# DIRECTION
Copy out every line of the records below, character for character, with no changes.

(Item position entries)

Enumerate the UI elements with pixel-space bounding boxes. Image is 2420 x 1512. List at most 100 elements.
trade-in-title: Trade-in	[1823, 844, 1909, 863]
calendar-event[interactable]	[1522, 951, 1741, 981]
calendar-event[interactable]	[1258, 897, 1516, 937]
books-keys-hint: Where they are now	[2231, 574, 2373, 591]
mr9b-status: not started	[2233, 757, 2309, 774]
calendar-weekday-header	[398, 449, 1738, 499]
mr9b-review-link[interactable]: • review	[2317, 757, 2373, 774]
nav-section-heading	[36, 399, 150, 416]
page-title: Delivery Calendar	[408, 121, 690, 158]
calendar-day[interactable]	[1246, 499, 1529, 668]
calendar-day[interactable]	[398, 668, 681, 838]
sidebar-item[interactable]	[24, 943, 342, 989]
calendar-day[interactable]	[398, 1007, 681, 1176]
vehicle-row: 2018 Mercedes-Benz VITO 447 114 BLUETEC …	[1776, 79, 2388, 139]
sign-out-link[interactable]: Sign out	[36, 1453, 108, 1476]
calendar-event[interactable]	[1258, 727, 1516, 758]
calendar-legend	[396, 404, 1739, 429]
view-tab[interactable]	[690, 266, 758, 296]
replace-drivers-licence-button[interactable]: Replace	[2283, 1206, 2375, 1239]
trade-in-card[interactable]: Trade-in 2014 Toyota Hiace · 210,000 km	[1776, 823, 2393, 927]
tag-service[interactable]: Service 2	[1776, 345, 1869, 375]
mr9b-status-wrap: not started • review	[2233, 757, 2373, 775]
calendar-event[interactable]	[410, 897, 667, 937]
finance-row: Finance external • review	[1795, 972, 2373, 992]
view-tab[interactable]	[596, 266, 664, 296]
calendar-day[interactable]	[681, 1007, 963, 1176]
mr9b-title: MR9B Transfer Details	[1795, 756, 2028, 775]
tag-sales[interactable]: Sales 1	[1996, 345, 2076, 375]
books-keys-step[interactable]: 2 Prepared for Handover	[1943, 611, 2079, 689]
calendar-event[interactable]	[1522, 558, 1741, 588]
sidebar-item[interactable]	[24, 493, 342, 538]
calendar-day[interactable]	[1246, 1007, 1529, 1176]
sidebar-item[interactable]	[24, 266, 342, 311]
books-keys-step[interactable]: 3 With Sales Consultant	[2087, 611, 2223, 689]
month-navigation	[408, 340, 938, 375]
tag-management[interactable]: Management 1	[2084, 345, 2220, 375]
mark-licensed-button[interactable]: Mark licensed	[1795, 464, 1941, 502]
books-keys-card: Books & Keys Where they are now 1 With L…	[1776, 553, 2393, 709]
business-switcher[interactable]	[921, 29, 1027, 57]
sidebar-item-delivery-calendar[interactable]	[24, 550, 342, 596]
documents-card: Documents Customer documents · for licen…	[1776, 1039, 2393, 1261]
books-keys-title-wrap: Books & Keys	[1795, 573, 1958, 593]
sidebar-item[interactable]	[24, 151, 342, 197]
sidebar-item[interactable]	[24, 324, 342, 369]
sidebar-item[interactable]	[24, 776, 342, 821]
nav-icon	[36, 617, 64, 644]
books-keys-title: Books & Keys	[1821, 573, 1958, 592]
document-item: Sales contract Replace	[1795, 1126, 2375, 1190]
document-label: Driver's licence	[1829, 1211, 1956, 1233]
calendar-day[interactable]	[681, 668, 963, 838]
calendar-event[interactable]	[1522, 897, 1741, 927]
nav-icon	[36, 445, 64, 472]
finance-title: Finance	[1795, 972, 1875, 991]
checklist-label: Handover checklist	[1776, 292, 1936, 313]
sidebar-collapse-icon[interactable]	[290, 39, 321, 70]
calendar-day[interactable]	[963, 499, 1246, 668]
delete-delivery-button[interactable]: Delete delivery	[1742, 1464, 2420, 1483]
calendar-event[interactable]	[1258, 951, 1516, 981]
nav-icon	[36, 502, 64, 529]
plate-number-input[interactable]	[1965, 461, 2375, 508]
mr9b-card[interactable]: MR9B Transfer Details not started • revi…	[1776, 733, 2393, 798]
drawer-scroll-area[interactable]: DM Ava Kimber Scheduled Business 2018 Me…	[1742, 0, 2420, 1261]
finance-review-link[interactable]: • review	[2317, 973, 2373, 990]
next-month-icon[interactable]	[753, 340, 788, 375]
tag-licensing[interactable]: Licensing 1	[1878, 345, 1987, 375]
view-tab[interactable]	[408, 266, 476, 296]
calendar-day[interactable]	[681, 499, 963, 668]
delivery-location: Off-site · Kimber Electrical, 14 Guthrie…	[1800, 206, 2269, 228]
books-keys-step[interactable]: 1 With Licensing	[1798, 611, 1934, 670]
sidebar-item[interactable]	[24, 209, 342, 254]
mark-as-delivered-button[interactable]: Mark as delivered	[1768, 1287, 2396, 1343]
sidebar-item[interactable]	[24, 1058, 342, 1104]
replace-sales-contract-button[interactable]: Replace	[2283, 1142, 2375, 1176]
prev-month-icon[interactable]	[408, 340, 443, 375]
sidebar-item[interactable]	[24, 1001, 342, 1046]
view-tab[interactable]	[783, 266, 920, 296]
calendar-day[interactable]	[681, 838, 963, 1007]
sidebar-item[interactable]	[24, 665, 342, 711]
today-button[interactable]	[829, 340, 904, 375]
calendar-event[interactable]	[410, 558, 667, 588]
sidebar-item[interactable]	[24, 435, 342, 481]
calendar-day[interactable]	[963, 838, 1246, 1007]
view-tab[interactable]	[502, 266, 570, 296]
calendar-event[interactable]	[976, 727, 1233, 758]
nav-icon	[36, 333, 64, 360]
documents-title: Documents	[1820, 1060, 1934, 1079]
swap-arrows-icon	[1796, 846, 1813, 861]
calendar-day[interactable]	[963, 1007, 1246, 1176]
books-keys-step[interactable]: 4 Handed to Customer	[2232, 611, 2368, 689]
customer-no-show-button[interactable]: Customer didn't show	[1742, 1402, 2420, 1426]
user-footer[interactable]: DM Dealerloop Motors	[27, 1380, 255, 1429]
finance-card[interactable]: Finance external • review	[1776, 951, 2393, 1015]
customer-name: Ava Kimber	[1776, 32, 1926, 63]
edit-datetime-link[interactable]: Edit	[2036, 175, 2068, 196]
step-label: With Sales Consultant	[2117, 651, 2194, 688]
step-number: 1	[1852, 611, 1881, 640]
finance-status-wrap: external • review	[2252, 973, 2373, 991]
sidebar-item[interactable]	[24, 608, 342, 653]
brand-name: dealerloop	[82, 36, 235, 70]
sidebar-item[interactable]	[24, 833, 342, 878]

# RESPONSE TO THIS EXERCISE
Enumerate the UI elements with pixel-space bounding boxes. Image is 2420 x 1512. List at most 100 elements.
trade-in-title: Trade-in	[1823, 844, 1909, 863]
calendar-event[interactable]	[1522, 951, 1741, 981]
calendar-event[interactable]	[1258, 897, 1516, 937]
books-keys-hint: Where they are now	[2231, 574, 2373, 591]
mr9b-status: not started	[2233, 757, 2309, 774]
calendar-weekday-header	[398, 449, 1738, 499]
mr9b-review-link[interactable]: • review	[2317, 757, 2373, 774]
nav-section-heading	[36, 399, 150, 416]
page-title: Delivery Calendar	[408, 121, 690, 158]
calendar-day[interactable]	[1246, 499, 1529, 668]
calendar-day[interactable]	[398, 668, 681, 838]
sidebar-item[interactable]	[24, 943, 342, 989]
calendar-day[interactable]	[398, 1007, 681, 1176]
vehicle-row: 2018 Mercedes-Benz VITO 447 114 BLUETEC …	[1776, 79, 2388, 139]
sign-out-link[interactable]: Sign out	[36, 1453, 108, 1476]
calendar-event[interactable]	[1258, 727, 1516, 758]
calendar-legend	[396, 404, 1739, 429]
view-tab[interactable]	[690, 266, 758, 296]
replace-drivers-licence-button[interactable]: Replace	[2283, 1206, 2375, 1239]
trade-in-card[interactable]: Trade-in 2014 Toyota Hiace · 210,000 km	[1776, 823, 2393, 927]
tag-service[interactable]: Service 2	[1776, 345, 1869, 375]
mr9b-status-wrap: not started • review	[2233, 757, 2373, 775]
calendar-event[interactable]	[410, 897, 667, 937]
finance-row: Finance external • review	[1795, 972, 2373, 992]
view-tab[interactable]	[596, 266, 664, 296]
calendar-day[interactable]	[681, 1007, 963, 1176]
mr9b-title: MR9B Transfer Details	[1795, 756, 2028, 775]
tag-sales[interactable]: Sales 1	[1996, 345, 2076, 375]
books-keys-step[interactable]: 2 Prepared for Handover	[1943, 611, 2079, 689]
calendar-event[interactable]	[1522, 558, 1741, 588]
sidebar-item[interactable]	[24, 493, 342, 538]
calendar-day[interactable]	[1246, 1007, 1529, 1176]
sidebar-item[interactable]	[24, 266, 342, 311]
books-keys-step[interactable]: 3 With Sales Consultant	[2087, 611, 2223, 689]
month-navigation	[408, 340, 938, 375]
tag-management[interactable]: Management 1	[2084, 345, 2220, 375]
mark-licensed-button[interactable]: Mark licensed	[1795, 464, 1941, 502]
books-keys-card: Books & Keys Where they are now 1 With L…	[1776, 553, 2393, 709]
business-switcher[interactable]	[921, 29, 1027, 57]
sidebar-item-delivery-calendar[interactable]	[24, 550, 342, 596]
documents-card: Documents Customer documents · for licen…	[1776, 1039, 2393, 1261]
books-keys-title-wrap: Books & Keys	[1795, 573, 1958, 593]
sidebar-item[interactable]	[24, 151, 342, 197]
sidebar-item[interactable]	[24, 324, 342, 369]
sidebar-item[interactable]	[24, 776, 342, 821]
nav-icon	[36, 617, 64, 644]
books-keys-title: Books & Keys	[1821, 573, 1958, 592]
document-item: Sales contract Replace	[1795, 1126, 2375, 1190]
document-label: Driver's licence	[1829, 1211, 1956, 1233]
calendar-day[interactable]	[681, 668, 963, 838]
calendar-event[interactable]	[1522, 897, 1741, 927]
nav-icon	[36, 445, 64, 472]
finance-title: Finance	[1795, 972, 1875, 991]
checklist-label: Handover checklist	[1776, 292, 1936, 313]
sidebar-collapse-icon[interactable]	[290, 39, 321, 70]
calendar-day[interactable]	[963, 499, 1246, 668]
delete-delivery-button[interactable]: Delete delivery	[1742, 1464, 2420, 1483]
calendar-event[interactable]	[1258, 951, 1516, 981]
nav-icon	[36, 502, 64, 529]
plate-number-input[interactable]	[1965, 461, 2375, 508]
mr9b-card[interactable]: MR9B Transfer Details not started • revi…	[1776, 733, 2393, 798]
drawer-scroll-area[interactable]: DM Ava Kimber Scheduled Business 2018 Me…	[1742, 0, 2420, 1261]
finance-review-link[interactable]: • review	[2317, 973, 2373, 990]
next-month-icon[interactable]	[753, 340, 788, 375]
tag-licensing[interactable]: Licensing 1	[1878, 345, 1987, 375]
view-tab[interactable]	[408, 266, 476, 296]
calendar-day[interactable]	[681, 499, 963, 668]
delivery-location: Off-site · Kimber Electrical, 14 Guthrie…	[1800, 206, 2269, 228]
books-keys-step[interactable]: 1 With Licensing	[1798, 611, 1934, 670]
sidebar-item[interactable]	[24, 209, 342, 254]
mark-as-delivered-button[interactable]: Mark as delivered	[1768, 1287, 2396, 1343]
sidebar-item[interactable]	[24, 1058, 342, 1104]
replace-sales-contract-button[interactable]: Replace	[2283, 1142, 2375, 1176]
prev-month-icon[interactable]	[408, 340, 443, 375]
sidebar-item[interactable]	[24, 1001, 342, 1046]
view-tab[interactable]	[783, 266, 920, 296]
calendar-day[interactable]	[681, 838, 963, 1007]
sidebar-item[interactable]	[24, 665, 342, 711]
today-button[interactable]	[829, 340, 904, 375]
calendar-event[interactable]	[410, 558, 667, 588]
sidebar-item[interactable]	[24, 435, 342, 481]
calendar-day[interactable]	[963, 838, 1246, 1007]
view-tab[interactable]	[502, 266, 570, 296]
calendar-event[interactable]	[976, 727, 1233, 758]
nav-icon	[36, 333, 64, 360]
documents-title: Documents	[1820, 1060, 1934, 1079]
swap-arrows-icon	[1796, 846, 1813, 861]
calendar-day[interactable]	[963, 1007, 1246, 1176]
books-keys-step[interactable]: 4 Handed to Customer	[2232, 611, 2368, 689]
customer-no-show-button[interactable]: Customer didn't show	[1742, 1402, 2420, 1426]
user-footer[interactable]: DM Dealerloop Motors	[27, 1380, 255, 1429]
finance-card[interactable]: Finance external • review	[1776, 951, 2393, 1015]
customer-name: Ava Kimber	[1776, 32, 1926, 63]
edit-datetime-link[interactable]: Edit	[2036, 175, 2068, 196]
step-label: With Sales Consultant	[2117, 651, 2194, 688]
step-number: 1	[1852, 611, 1881, 640]
finance-status-wrap: external • review	[2252, 973, 2373, 991]
sidebar-item[interactable]	[24, 608, 342, 653]
brand-name: dealerloop	[82, 36, 235, 70]
sidebar-item[interactable]	[24, 833, 342, 878]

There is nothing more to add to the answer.